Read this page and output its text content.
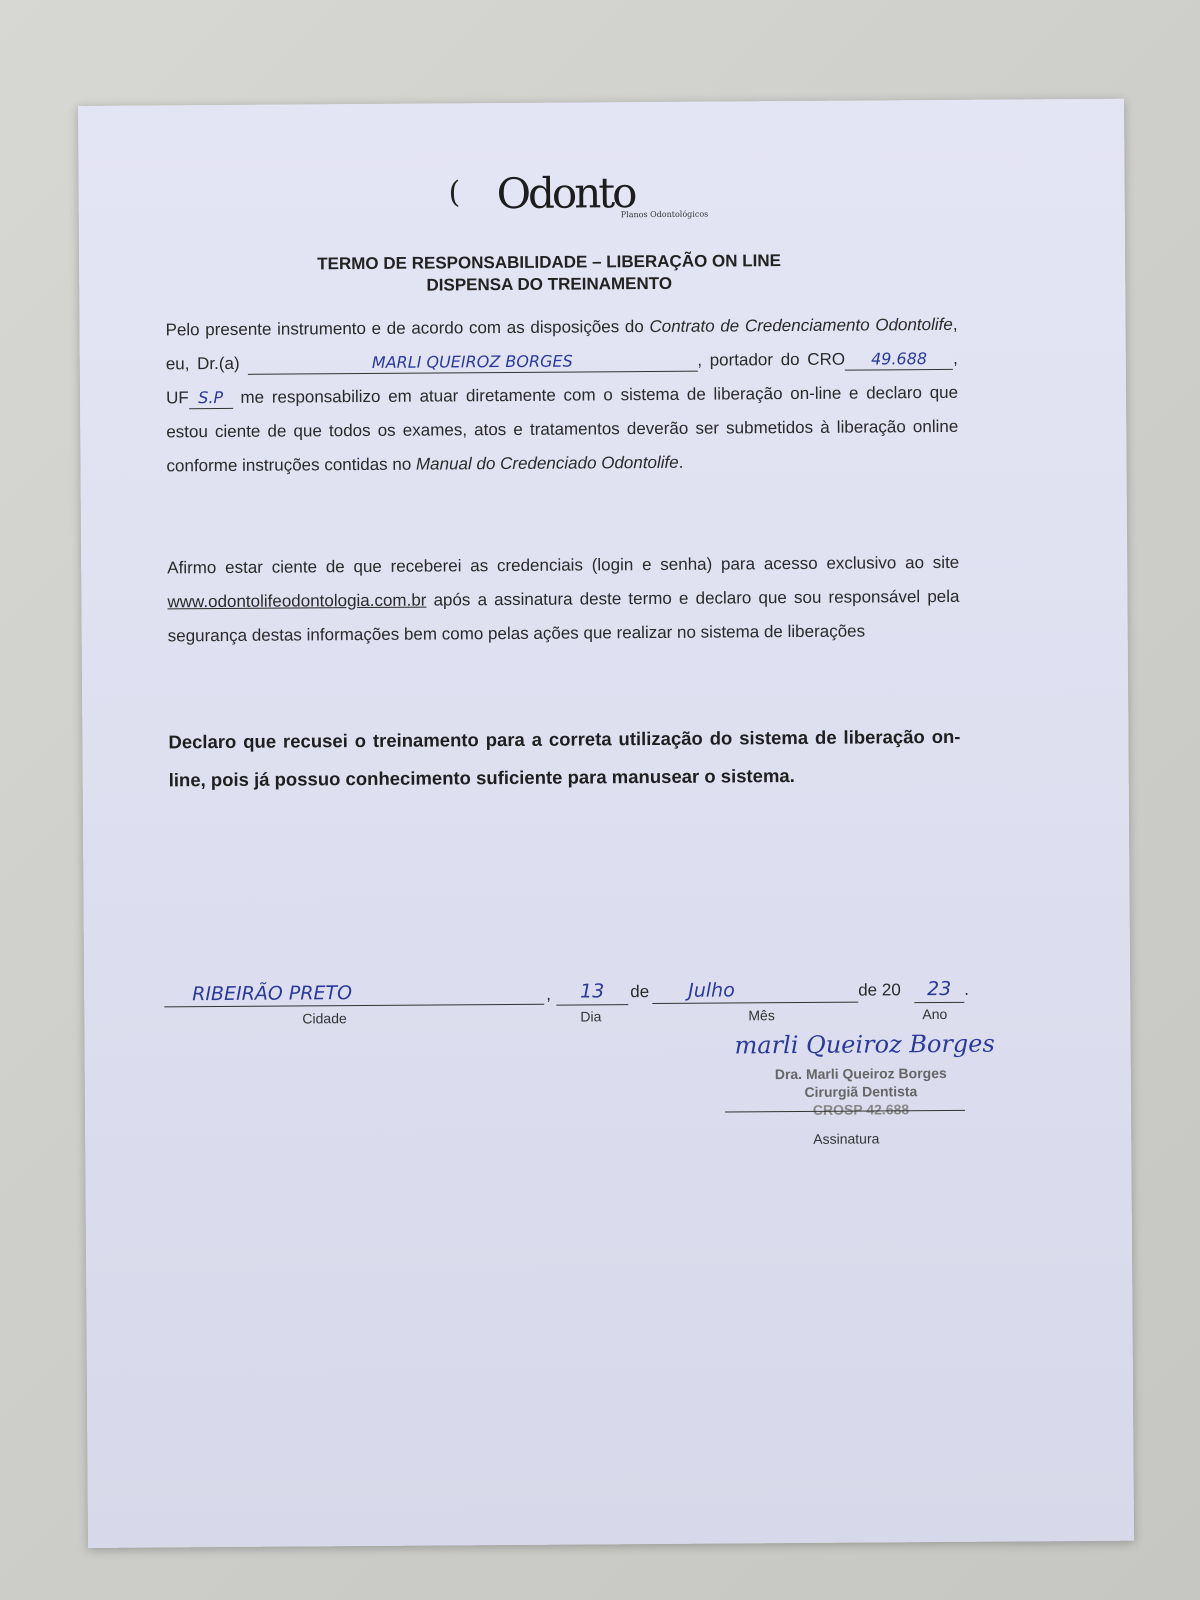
( Odonto
Planos Odontológicos
TERMO DE RESPONSABILIDADE – LIBERAÇÃO ON LINE
DISPENSA DO TREINAMENTO
Pelo presente instrumento e de acordo com as disposições do Contrato de Credenciamento Odontolife, eu, Dr.(a)	MARLI QUEIROZ BORGES	, portador do CRO 49.688 , UF S.P me responsabilizo em atuar diretamente com o sistema de liberação on-line e declaro que estou ciente de que todos os exames, atos e tratamentos deverão ser submetidos à liberação online conforme instruções contidas no Manual do Credenciado Odontolife.
Afirmo estar ciente de que receberei as credenciais (login e senha) para acesso exclusivo ao site www.odontolifeodontologia.com.br após a assinatura deste termo e declaro que sou responsável pela segurança destas informações bem como pelas ações que realizar no sistema de liberações
Declaro que recusei o treinamento para a correta utilização do sistema de liberação on-line, pois já possuo conhecimento suficiente para manusear o sistema.
RIBEIRÃO PRETO	,
Cidade
13	de
Dia
Julho
Mês
de 20	23 .
Ano
marli Queiroz Borges
Dra. Marli Queiroz Borges
Cirurgiã Dentista
CROSP 42.688
Assinatura
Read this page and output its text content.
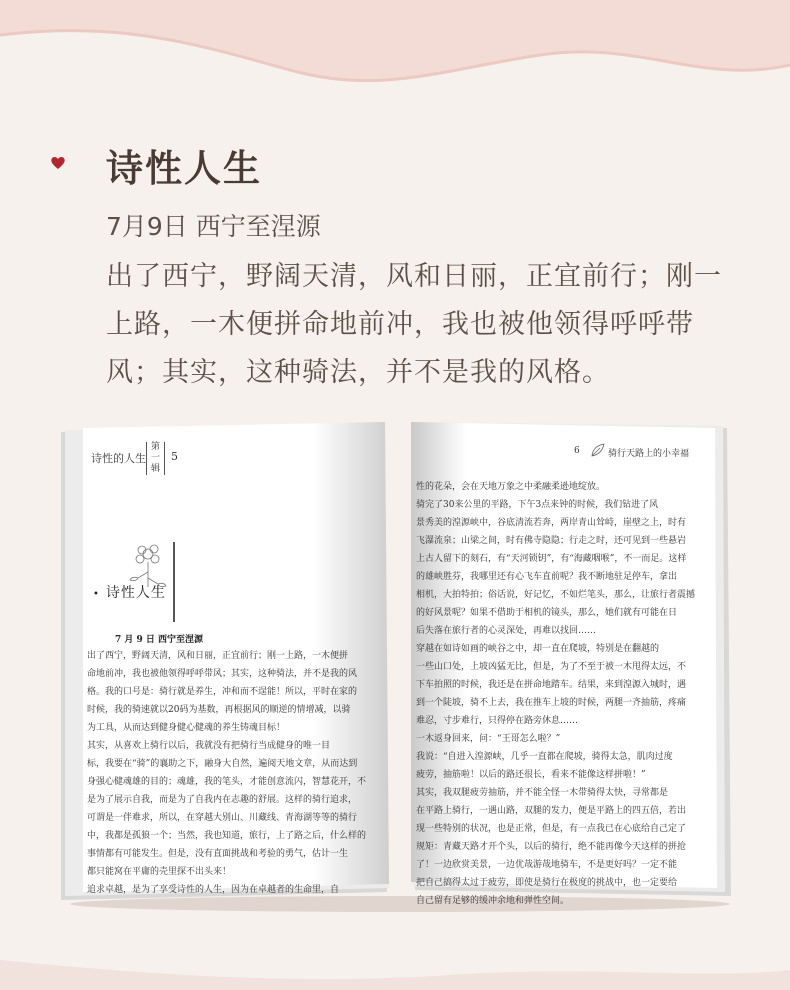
诗性人生
7月9日 西宁至涅源
出了西宁，野阔天清，风和日丽，正宜前行；刚一
上路，一木便拼命地前冲，我也被他领得呼呼带
风；其实，这种骑法，并不是我的风格。
诗性的人生
第一辑
5
• 诗性人生
7 月 9 日 西宁至涅源
出了西宁，野阔天清，风和日丽，正宜前行；刚一上路，一木便拼
命地前冲，我也被他领得呼呼带风；其实，这种骑法，并不是我的风
格。我的口号是：骑行就是养生，冲和而不逞能！所以，平时在家的
时候，我的骑速就以20码为基数，再根据风的顺逆的情增减，以骑
为工具，从而达到健身健心健魂的养生铸魂目标！
其实，从喜欢上骑行以后，我就没有把骑行当成健身的唯一目
标，我要在“骑”的襄助之下，融身大自然，遍阅天地文章，从而达到
身强心健魂雄的目的；魂雄，我的笔头，才能创意流闪，智慧花开，不
是为了展示自我，而是为了自我内在志趣的舒展。这样的骑行追求，
可谓是一伴难求，所以，在穿越大别山、川藏线、青海湖等等的骑行
中，我都是孤狼一个；当然，我也知道，旅行，上了路之后，什么样的
事情都有可能发生。但是，没有直面挑战和考验的勇气，估计一生
都只能窝在平庸的壳里探不出头来！
追求卓越，是为了享受诗性的人生，因为在卓越者的生命里，自
6	骑行天路上的小幸福
性的花朵，会在天地万象之中柔融柔逊地绽放。
骑完了30来公里的平路，下午3点来钟的时候，我们钻进了风
景秀美的湟源峡中，谷底清流若奔，两岸青山耸峙，崖壁之上，时有
飞瀑流泉；山梁之间，时有佛寺隐隐；行走之时，还可见到一些悬岩
上古人留下的刻石，有“天河锁钥”，有“海藏咽喉”，不一而足。这样
的雄峡胜芬，我哪里还有心飞车直前呢？我不断地驻足停车，拿出
相机，大拍特拍；俗话说，好记忆，不如烂笔头，那么，让旅行者震撼
的好风景呢？如果不借助于相机的镜头，那么，她们就有可能在日
后失落在旅行者的心灵深处，再难以找回……
穿越在如诗如画的峡谷之中，却一直在爬坡，特别是在翻越的
一些山口处，上坡凶猛无比，但是，为了不至于被一木甩得太远，不
下车拍照的时候，我还是在拼命地踏车。结果，来到湟源入城时，遇
到一个陡坡，骑不上去，我在推车上坡的时候，两腿一齐抽筋，疼痛
难忍，寸步难行，只得停在路旁休息……
一木返身回来，问：“王哥怎么啦？”
我说：“自进入湟源峡，几乎一直都在爬坡，骑得太急，肌肉过度
疲劳，抽筋啦！以后的路还很长，看来不能像这样拼啦！”
其实，我双腿疲劳抽筋，并不能全怪一木带骑得太快，寻常都是
在平路上骑行，一遇山路，双腿的发力，便是平路上的四五倍，若出
现一些特别的状况，也是正常，但是，有一点我已在心底给自己定了
规矩：青藏天路才开个头，以后的骑行，绝不能再像今天这样的拼抢
了！一边欣赏美景，一边优哉游哉地骑车，不是更好吗？一定不能
把自己搞得太过于疲劳，即使是骑行在极度的挑战中，也一定要给
自己留有足够的缓冲余地和弹性空间。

_ _ _ _ _ _ _

TASK PROMPT:
Take the listing above and print it exactly, apart from the pictures.

RESULT:
Read this page and output its text content.
( Odonto
Planos Odontológicos
TERMO DE RESPONSABILIDADE – LIBERAÇÃO ON LINE
DISPENSA DO TREINAMENTO
Pelo presente instrumento e de acordo com as disposições do Contrato de Credenciamento Odontolife, eu, Dr.(a)	MARLI QUEIROZ BORGES	, portador do CRO 49.688 , UF S.P me responsabilizo em atuar diretamente com o sistema de liberação on-line e declaro que estou ciente de que todos os exames, atos e tratamentos deverão ser submetidos à liberação online conforme instruções contidas no Manual do Credenciado Odontolife.
Afirmo estar ciente de que receberei as credenciais (login e senha) para acesso exclusivo ao site www.odontolifeodontologia.com.br após a assinatura deste termo e declaro que sou responsável pela segurança destas informações bem como pelas ações que realizar no sistema de liberações
Declaro que recusei o treinamento para a correta utilização do sistema de liberação on-line, pois já possuo conhecimento suficiente para manusear o sistema.
RIBEIRÃO PRETO	,
Cidade
13	de
Dia
Julho
Mês
de 20	23 .
Ano
marli Queiroz Borges
Dra. Marli Queiroz Borges
Cirurgiã Dentista
CROSP 42.688
Assinatura
Read this page and output its text content.
诗性人生
7月9日 西宁至涅源
出了西宁，野阔天清，风和日丽，正宜前行；刚一
上路，一木便拼命地前冲，我也被他领得呼呼带
风；其实，这种骑法，并不是我的风格。
诗性的人生
第一辑
5
• 诗性人生
7 月 9 日 西宁至涅源
出了西宁，野阔天清，风和日丽，正宜前行；刚一上路，一木便拼
命地前冲，我也被他领得呼呼带风；其实，这种骑法，并不是我的风
格。我的口号是：骑行就是养生，冲和而不逞能！所以，平时在家的
时候，我的骑速就以20码为基数，再根据风的顺逆的情增减，以骑
为工具，从而达到健身健心健魂的养生铸魂目标！
其实，从喜欢上骑行以后，我就没有把骑行当成健身的唯一目
标，我要在“骑”的襄助之下，融身大自然，遍阅天地文章，从而达到
身强心健魂雄的目的；魂雄，我的笔头，才能创意流闪，智慧花开，不
是为了展示自我，而是为了自我内在志趣的舒展。这样的骑行追求，
可谓是一伴难求，所以，在穿越大别山、川藏线、青海湖等等的骑行
中，我都是孤狼一个；当然，我也知道，旅行，上了路之后，什么样的
事情都有可能发生。但是，没有直面挑战和考验的勇气，估计一生
都只能窝在平庸的壳里探不出头来！
追求卓越，是为了享受诗性的人生，因为在卓越者的生命里，自
6	骑行天路上的小幸福
性的花朵，会在天地万象之中柔融柔逊地绽放。
骑完了30来公里的平路，下午3点来钟的时候，我们钻进了风
景秀美的湟源峡中，谷底清流若奔，两岸青山耸峙，崖壁之上，时有
飞瀑流泉；山梁之间，时有佛寺隐隐；行走之时，还可见到一些悬岩
上古人留下的刻石，有“天河锁钥”，有“海藏咽喉”，不一而足。这样
的雄峡胜芬，我哪里还有心飞车直前呢？我不断地驻足停车，拿出
相机，大拍特拍；俗话说，好记忆，不如烂笔头，那么，让旅行者震撼
的好风景呢？如果不借助于相机的镜头，那么，她们就有可能在日
后失落在旅行者的心灵深处，再难以找回……
穿越在如诗如画的峡谷之中，却一直在爬坡，特别是在翻越的
一些山口处，上坡凶猛无比，但是，为了不至于被一木甩得太远，不
下车拍照的时候，我还是在拼命地踏车。结果，来到湟源入城时，遇
到一个陡坡，骑不上去，我在推车上坡的时候，两腿一齐抽筋，疼痛
难忍，寸步难行，只得停在路旁休息……
一木返身回来，问：“王哥怎么啦？”
我说：“自进入湟源峡，几乎一直都在爬坡，骑得太急，肌肉过度
疲劳，抽筋啦！以后的路还很长，看来不能像这样拼啦！”
其实，我双腿疲劳抽筋，并不能全怪一木带骑得太快，寻常都是
在平路上骑行，一遇山路，双腿的发力，便是平路上的四五倍，若出
现一些特别的状况，也是正常，但是，有一点我已在心底给自己定了
规矩：青藏天路才开个头，以后的骑行，绝不能再像今天这样的拼抢
了！一边欣赏美景，一边优哉游哉地骑车，不是更好吗？一定不能
把自己搞得太过于疲劳，即使是骑行在极度的挑战中，也一定要给
自己留有足够的缓冲余地和弹性空间。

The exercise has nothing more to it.